TASK: Return only the number of lines holding the word "name".

EXERCISE MATERIALS:
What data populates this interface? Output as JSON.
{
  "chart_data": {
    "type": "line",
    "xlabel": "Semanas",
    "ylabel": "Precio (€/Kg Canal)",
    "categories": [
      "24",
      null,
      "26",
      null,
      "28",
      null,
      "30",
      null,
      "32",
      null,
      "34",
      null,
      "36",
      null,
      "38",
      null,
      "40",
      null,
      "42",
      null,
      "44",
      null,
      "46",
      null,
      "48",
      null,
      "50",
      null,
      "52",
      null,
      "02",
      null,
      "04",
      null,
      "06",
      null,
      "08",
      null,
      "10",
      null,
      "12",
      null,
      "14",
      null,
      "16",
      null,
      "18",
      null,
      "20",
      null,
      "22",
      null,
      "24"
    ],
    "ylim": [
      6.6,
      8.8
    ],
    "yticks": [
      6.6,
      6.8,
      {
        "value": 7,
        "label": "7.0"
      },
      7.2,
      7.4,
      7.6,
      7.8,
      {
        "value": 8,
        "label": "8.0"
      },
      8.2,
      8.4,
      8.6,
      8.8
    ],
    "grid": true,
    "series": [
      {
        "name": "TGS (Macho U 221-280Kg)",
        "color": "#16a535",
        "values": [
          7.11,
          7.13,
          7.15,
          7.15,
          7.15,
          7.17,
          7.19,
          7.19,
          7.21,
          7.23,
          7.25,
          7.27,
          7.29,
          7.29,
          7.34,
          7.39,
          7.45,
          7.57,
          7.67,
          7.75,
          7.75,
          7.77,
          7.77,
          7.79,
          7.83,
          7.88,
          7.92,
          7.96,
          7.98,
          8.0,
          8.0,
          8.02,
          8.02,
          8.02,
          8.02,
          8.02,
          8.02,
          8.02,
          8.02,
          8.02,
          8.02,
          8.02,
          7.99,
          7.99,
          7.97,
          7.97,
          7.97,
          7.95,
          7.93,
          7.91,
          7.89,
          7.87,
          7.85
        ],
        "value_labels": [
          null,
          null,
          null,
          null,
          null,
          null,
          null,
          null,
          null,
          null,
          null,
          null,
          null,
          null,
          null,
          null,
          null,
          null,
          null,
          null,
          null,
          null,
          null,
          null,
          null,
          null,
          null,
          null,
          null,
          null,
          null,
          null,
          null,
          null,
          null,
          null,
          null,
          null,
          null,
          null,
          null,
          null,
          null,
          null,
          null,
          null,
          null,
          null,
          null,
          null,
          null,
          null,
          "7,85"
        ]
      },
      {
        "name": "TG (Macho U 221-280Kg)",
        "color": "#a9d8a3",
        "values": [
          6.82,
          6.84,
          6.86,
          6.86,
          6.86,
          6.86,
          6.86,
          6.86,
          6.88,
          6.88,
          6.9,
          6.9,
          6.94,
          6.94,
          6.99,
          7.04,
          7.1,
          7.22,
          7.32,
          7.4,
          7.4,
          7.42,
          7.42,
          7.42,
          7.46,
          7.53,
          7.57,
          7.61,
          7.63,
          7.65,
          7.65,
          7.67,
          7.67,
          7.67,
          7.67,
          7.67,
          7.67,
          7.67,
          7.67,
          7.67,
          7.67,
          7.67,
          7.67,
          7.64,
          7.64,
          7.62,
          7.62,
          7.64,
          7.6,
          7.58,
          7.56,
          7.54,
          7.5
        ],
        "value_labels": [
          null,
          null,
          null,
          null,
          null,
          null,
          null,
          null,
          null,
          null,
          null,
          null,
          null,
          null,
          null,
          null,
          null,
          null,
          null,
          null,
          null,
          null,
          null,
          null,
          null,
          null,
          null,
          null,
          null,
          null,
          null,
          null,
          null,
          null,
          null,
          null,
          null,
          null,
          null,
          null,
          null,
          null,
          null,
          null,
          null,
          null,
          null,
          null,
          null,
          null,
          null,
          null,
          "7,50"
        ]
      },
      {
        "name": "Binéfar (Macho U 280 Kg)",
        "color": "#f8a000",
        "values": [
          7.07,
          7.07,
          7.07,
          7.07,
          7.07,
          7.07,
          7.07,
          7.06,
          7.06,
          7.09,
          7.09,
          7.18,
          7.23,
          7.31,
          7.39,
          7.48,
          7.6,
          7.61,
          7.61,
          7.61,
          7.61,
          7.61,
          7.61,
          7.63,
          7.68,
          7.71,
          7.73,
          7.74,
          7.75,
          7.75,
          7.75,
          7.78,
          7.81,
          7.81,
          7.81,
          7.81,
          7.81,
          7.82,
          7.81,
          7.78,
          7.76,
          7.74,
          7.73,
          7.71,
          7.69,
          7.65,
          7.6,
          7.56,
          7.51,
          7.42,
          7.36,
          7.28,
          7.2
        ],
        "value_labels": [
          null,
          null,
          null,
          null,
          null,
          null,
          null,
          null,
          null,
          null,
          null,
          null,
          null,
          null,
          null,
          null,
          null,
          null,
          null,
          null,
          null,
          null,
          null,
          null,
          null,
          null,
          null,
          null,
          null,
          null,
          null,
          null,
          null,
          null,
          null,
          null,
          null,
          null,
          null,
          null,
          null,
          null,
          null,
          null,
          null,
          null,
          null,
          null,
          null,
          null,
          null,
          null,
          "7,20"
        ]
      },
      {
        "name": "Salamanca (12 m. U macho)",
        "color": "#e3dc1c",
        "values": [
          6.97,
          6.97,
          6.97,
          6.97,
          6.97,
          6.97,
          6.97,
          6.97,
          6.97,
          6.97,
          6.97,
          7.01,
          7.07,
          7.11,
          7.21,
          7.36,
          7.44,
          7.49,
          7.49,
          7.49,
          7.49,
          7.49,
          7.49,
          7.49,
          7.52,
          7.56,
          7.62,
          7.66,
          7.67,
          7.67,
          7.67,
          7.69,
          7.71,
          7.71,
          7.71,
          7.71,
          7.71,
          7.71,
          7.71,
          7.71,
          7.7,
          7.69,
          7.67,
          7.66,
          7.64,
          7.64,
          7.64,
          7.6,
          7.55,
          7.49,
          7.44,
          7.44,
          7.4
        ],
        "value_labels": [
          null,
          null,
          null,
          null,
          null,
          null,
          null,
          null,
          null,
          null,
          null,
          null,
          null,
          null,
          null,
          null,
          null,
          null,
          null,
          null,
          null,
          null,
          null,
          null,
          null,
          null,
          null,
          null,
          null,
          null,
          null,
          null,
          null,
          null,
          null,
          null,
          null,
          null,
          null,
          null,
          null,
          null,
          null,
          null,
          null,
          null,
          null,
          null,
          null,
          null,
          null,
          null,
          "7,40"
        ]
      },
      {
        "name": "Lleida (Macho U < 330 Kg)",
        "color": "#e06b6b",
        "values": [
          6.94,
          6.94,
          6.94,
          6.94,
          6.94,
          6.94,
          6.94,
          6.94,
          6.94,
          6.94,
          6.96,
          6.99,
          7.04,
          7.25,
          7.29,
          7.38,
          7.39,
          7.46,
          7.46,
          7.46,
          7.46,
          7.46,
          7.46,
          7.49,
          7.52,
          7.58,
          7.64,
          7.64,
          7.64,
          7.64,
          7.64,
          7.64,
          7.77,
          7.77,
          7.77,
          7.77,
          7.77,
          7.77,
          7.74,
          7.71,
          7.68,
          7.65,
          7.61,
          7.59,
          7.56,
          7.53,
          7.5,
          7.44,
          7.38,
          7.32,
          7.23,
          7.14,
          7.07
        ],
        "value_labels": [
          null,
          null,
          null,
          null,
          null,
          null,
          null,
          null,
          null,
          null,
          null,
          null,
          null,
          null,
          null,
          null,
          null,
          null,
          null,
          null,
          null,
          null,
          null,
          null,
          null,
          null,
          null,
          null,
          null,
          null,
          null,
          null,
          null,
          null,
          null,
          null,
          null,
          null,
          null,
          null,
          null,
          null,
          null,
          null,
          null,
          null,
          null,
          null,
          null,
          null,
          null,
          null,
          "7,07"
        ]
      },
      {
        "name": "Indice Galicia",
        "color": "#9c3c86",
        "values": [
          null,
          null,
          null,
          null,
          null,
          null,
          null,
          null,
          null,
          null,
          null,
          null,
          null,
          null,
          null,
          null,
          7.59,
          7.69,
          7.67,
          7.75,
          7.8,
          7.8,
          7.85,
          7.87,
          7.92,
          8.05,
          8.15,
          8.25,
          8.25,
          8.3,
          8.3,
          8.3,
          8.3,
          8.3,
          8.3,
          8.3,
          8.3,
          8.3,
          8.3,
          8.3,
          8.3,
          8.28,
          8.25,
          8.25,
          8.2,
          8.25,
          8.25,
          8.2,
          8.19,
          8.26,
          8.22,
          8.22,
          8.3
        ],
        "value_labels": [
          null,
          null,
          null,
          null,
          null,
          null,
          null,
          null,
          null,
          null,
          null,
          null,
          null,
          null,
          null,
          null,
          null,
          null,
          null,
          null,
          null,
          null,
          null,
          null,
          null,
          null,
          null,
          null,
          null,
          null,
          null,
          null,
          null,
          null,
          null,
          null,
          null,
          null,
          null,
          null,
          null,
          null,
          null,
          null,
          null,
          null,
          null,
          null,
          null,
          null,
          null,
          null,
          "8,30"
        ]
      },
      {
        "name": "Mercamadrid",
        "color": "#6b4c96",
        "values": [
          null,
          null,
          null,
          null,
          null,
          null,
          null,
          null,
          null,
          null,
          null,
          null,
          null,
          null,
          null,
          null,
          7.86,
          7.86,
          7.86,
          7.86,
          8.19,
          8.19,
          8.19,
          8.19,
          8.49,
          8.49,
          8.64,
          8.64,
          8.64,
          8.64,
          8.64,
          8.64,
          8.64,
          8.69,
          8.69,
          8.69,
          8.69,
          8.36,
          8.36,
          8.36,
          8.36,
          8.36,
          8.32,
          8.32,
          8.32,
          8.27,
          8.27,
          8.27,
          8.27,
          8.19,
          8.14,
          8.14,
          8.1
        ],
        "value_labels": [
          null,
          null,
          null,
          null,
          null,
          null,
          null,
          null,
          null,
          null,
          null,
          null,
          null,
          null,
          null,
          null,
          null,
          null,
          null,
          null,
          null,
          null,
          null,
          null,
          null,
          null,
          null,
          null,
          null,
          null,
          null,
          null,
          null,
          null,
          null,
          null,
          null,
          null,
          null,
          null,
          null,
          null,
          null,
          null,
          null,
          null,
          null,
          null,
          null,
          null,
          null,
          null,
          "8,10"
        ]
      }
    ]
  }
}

OUTPUT OF THE EXERCISE: 7